ENTRIES:
• • •

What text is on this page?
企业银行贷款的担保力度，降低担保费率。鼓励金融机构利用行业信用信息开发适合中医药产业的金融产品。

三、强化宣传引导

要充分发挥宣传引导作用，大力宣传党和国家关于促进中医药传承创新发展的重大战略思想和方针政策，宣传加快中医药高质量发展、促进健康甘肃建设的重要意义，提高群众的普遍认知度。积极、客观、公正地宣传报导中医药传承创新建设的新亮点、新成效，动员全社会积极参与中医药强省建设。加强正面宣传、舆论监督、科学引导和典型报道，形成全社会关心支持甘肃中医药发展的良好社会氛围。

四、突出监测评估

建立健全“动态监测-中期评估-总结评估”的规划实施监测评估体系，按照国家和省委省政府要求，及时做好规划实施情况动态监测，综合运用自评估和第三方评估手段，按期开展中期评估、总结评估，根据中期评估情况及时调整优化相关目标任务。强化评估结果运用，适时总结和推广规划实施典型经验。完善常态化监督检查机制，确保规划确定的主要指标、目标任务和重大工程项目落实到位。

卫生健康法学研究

• • •

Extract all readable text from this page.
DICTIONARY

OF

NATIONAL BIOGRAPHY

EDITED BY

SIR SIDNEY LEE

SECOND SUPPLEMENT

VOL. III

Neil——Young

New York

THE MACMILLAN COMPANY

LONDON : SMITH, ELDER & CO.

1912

• • •

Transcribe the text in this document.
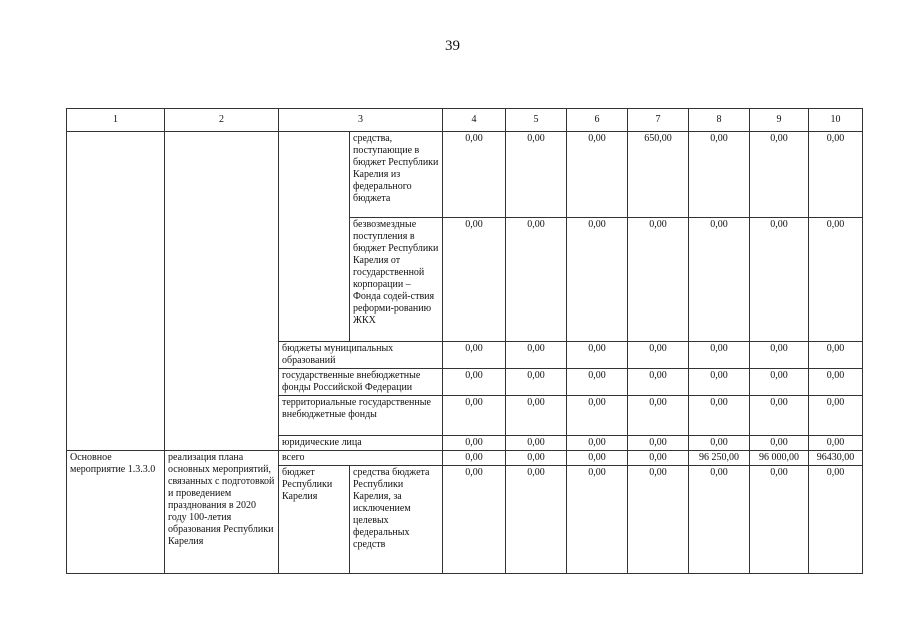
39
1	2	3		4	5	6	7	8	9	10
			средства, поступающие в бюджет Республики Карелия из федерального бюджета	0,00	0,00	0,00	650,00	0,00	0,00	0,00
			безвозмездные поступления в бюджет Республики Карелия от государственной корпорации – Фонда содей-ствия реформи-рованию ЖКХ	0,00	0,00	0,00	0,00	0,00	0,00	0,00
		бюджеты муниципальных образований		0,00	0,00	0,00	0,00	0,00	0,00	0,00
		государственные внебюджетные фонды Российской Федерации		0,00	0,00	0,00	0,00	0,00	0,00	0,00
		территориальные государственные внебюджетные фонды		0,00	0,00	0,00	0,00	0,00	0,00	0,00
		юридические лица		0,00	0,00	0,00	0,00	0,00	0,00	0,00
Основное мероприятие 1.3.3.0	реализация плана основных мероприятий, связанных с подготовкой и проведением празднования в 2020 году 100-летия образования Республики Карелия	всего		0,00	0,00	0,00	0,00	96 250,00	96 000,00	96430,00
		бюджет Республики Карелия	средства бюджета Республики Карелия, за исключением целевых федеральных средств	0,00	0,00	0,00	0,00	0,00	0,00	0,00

• • •

GIVEN REQUEST: Say how many lines have the string "бюджета" in them, offering no words beyond the number.

FINAL RESULT: 2